Directive: Can you pick up the forum thread about an unemployed developer's search for remote work and carry it on from its last line?

Document section:
---------------

I'm an unemployed mid/senior-level developer in the U.S. with a reasonably popular skill set struggling to find remote work. I'd like to keep this general enough to apply to more than just me, but if anyone is curious there's a little more context at https://news.ycombinator.com/item?id=33596779.

I'm starting this discussion to generate ideas for fallback options for finding development work, meaning places that hire quickly but might be low prestige, low pay, boring, contract, stuff like that. Recruiters might seem to be an answer but I haven't had much luck there: very little inbound traffic or response to outbound applications. I might just not be using them correctly, so any advice on working with recruiters might be helpful.

Thanks in advance on behalf of everyone struggling to find work that might find this sort of advice useful.

joncrane · 3 years ago
Do you have an up-to-date LinkedIn profile? Are you making sure to flesh out all your past job accomplishments/technologies used and including the right "buzzzwords?"

While I do write code, I'm more of a Cloud Architect and I get multiple recruiters contacting me each week. When it's heavy, I get multiple messages per day.

The majority of the positions are remote and while I reject most of the offers due to various reasons, if I were desperate for any job, I think I could get one within a few weeks.

It's my understanding that software developers/engineers are in even higher demand than Cloud Architects, so that's why I'm a little confused.

codegeek · 3 years ago
What are your requirements to find the remote work. If you can share more, happy to advise since a mid/senior level dev with reasonably popular skill should not have a lot of trouble finding work (in my opinion). So perhaps there is something with your requirements that is not working for employers ? Or maybe you are not as good as you think you are and employers are not seeing the value to match your ask.
anon50118810 · 3 years ago
My own requirements almost never play a part, in the very large majority of cases I either get no response or rejected after the application or ghosted or rejected after a pleasant conversation with an internal recruiter. However my requirements are that the work is remote, actual software development work, not abusive and not in a small handful of areas.

I don't want to make this about me, largely because there's a lot I won't share due to privacy concerns. However, I've had plenty of happy coworkers and managers over the years and can definitely be some random IC on some random team.

---------------

[Raw records]
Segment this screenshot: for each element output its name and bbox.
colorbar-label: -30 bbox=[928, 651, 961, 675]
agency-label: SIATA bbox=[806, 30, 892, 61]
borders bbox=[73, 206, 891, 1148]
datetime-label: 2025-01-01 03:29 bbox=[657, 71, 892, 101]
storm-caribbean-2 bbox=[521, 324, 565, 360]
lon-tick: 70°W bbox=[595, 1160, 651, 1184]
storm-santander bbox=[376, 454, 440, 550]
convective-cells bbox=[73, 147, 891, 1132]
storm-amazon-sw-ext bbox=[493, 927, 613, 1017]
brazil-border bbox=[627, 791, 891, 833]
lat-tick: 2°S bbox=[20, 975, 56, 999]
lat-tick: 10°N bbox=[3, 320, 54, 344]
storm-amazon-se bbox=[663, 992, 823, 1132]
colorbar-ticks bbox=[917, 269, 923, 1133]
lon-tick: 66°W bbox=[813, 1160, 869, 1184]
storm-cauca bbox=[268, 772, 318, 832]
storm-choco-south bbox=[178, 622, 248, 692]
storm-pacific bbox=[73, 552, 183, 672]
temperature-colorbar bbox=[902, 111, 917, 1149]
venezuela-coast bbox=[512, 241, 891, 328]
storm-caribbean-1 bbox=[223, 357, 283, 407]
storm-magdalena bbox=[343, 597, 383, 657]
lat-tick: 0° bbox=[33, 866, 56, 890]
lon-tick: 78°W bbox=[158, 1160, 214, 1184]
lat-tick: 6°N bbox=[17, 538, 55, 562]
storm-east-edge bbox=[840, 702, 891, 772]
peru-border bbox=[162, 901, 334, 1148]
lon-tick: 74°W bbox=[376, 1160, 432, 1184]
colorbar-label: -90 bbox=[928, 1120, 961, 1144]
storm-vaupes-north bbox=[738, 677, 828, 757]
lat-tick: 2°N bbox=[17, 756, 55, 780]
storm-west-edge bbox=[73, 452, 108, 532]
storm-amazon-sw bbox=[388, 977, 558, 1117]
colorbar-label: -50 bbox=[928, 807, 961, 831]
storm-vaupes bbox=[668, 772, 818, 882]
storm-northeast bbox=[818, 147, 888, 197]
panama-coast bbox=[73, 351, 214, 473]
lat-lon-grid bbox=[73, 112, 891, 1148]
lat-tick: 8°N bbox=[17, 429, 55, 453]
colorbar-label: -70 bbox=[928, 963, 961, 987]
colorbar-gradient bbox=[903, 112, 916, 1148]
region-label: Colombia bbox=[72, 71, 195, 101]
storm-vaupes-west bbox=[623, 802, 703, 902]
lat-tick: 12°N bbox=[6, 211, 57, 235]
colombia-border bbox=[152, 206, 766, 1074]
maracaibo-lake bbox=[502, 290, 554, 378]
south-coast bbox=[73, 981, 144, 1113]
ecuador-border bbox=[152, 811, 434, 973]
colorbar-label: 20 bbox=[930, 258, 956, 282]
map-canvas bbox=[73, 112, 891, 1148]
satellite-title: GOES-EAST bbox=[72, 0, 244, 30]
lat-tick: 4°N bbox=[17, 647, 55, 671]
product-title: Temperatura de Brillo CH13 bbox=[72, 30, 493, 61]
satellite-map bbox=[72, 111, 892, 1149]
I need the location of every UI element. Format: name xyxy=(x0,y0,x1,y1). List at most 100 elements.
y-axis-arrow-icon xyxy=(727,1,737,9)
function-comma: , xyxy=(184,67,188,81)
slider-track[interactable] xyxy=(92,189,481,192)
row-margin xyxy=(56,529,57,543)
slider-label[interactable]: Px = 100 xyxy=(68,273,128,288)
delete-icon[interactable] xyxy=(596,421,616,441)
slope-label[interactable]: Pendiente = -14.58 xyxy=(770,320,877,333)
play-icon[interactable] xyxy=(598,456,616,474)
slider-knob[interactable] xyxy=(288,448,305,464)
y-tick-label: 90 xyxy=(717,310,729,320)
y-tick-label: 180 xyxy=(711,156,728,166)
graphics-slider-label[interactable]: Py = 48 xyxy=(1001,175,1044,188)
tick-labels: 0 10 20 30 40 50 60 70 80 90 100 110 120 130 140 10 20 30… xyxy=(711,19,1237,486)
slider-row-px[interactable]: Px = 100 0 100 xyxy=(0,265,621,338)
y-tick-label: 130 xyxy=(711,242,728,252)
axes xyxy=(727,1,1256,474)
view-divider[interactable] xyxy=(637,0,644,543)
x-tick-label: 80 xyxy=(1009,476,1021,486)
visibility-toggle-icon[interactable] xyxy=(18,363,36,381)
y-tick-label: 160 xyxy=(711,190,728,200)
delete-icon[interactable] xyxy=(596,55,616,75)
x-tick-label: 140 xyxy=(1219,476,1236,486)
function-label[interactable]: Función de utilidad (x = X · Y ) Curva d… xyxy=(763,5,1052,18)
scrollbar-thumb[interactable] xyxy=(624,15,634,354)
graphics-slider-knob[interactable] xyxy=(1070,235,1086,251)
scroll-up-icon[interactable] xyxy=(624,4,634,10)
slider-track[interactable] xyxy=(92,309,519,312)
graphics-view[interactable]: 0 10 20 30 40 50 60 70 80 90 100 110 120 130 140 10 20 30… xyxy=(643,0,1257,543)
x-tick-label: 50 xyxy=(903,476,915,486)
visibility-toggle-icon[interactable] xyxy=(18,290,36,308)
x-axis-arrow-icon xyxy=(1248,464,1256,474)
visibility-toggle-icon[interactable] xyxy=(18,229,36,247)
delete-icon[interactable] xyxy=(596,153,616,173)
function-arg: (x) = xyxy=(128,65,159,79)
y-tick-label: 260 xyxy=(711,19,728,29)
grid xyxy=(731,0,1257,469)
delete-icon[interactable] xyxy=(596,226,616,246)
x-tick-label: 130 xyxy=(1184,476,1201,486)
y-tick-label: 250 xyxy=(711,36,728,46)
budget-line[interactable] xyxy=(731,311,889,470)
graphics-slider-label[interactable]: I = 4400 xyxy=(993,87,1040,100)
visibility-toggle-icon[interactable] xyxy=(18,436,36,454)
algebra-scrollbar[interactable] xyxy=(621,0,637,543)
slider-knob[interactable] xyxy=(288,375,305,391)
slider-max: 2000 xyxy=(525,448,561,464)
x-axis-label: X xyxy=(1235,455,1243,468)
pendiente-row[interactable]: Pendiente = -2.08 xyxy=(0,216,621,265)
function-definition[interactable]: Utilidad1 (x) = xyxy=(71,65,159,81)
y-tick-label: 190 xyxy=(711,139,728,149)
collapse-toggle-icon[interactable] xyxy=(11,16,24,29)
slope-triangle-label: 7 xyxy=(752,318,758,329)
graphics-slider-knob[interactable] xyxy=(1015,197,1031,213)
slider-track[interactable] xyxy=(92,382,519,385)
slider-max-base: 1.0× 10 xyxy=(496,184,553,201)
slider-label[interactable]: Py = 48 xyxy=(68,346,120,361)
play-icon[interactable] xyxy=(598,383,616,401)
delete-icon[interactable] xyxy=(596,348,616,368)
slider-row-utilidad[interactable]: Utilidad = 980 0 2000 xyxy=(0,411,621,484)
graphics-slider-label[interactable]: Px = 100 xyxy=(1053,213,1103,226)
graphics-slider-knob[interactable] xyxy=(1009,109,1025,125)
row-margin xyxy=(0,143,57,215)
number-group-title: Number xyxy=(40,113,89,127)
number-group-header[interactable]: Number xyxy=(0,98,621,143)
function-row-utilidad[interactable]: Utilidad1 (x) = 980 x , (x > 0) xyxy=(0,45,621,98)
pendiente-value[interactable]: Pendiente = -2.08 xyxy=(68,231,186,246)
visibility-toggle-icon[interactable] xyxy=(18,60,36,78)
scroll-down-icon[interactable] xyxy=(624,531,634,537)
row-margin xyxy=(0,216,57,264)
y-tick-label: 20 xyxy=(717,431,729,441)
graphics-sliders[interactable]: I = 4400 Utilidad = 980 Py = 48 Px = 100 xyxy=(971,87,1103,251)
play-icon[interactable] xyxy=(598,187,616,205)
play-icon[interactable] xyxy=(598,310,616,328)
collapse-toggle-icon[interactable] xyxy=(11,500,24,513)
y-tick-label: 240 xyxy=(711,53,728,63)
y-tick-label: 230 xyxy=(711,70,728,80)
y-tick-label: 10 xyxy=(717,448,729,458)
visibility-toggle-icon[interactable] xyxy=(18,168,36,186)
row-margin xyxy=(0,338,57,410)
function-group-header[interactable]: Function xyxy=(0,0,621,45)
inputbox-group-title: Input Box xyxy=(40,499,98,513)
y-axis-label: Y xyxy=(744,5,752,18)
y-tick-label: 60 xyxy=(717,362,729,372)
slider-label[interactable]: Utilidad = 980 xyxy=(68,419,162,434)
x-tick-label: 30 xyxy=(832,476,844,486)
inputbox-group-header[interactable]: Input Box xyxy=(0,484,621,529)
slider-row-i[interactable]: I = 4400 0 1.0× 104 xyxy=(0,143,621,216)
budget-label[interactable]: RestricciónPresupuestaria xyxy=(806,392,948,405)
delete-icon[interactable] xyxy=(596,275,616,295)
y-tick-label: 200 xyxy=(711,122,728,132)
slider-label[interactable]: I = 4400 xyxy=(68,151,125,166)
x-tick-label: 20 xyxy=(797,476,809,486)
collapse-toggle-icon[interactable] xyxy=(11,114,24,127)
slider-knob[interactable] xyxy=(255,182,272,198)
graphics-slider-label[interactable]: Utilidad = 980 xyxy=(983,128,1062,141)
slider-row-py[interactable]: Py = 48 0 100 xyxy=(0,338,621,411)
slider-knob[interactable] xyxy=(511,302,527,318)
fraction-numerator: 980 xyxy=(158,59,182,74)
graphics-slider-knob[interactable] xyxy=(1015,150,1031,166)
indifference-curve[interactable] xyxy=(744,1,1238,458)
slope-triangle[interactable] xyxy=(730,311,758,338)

---------------

Exercise answer:
nprz · 3 years ago
Lots of remote opportunities at both https://www.workatastartup.com/ and https://angel.co/ I imagine a mid-to-senior dev would be able to find work at a company listed there fairly quickly.
anon50118810 · 3 years ago
These are the same kind of listings you can find on LinkedIn or many other job sites, not really answering the question of finding especially available jobs.
chairmanmow · 3 years ago
I didn't see it mentioned here, but worth pointing out if it wasn't obvious it's the 4th quarter of the fiscal year and hiring drops off - it's the worst time of the year to land a job. That being said, I may have some advice as far as how to land a job under less than ideal circumstances - it requires a bit of salesmanship, both in how you layout your presentation and who you are speaking to/targeting.

Are you creating a custom cover letter for each job you apply to? How do you apply - do you submit a form or do you try to get your resumé to someone's email either HR or someone related in the department where the position was posted for? If you're willing to work for low pay, are you sorting job listings where the bad pay shows up first? Are you labeling yourself as a "mid-level" engineer in your application or do you use your cover letter to demonstrate your comfort and experience with the skillset or domain?

Creating a nice cover letter that shows sincere interest, thought and understanding of the industry and the duties that come with the job then getting it into someone's hands who knows who to pass it along to or is a decision maker is your best bet.

Writing all those cover letters though can be draining, I know, I once did it manually and could get one a day done, maybe - never got a job that way. At some point, I realized all the best cover letters stuck to a format, and job listings weren't too different either. I made a spreadsheet that could draft cover letters for me, I'd just add a row for a job listing in my spreadsheet, select from some dropdowns (or add to the list as necessary) and then it would pull some statements relative to those parameters in and generate a cover letter that usually needed less than 5 minutes of editing (the cover letters could get long winded and sound conceited sometimes, good problem to have) to be ready to send out. I also added some job/skill type parameters where I could rank my compatibility for a job, like if two jobs were the same except one used PHP (not that experienced) on the backend, and one used Ruby (more experienced), I'd be able to prioritize the one that was a more likely fit. Once I built this spreadsheet to generate cover letters and rank jobs, I literally got the first job I applied to despite being mostly self-taught and trying to break into the industry. I just sent it to hr@companyiwasapplyingto.whatever and got a callback in 10 minutes too, FWIW. Pretty sure the general gist of this advice applies to any job - send a nice cover letter!

anon50118810 · 3 years ago
I appreciate the instinct to try to help me personally, but as I said in another comment I'm keeping a lot back for privacy reasons so it's difficult for me to engage in that sort of discussion. There are issues with my overall situation that make job searching difficult, which I won't share, going beyond tweaking things, which is why I've asked for help identifying, basically, boring unprestigious developer jobs where I might have a better chance.

I've generally looked at smaller employers with simple applications that I assume go either to an internal recruiter or the technical team. I don't think these are situations where there's a need to bypass a lot of bureaucracy.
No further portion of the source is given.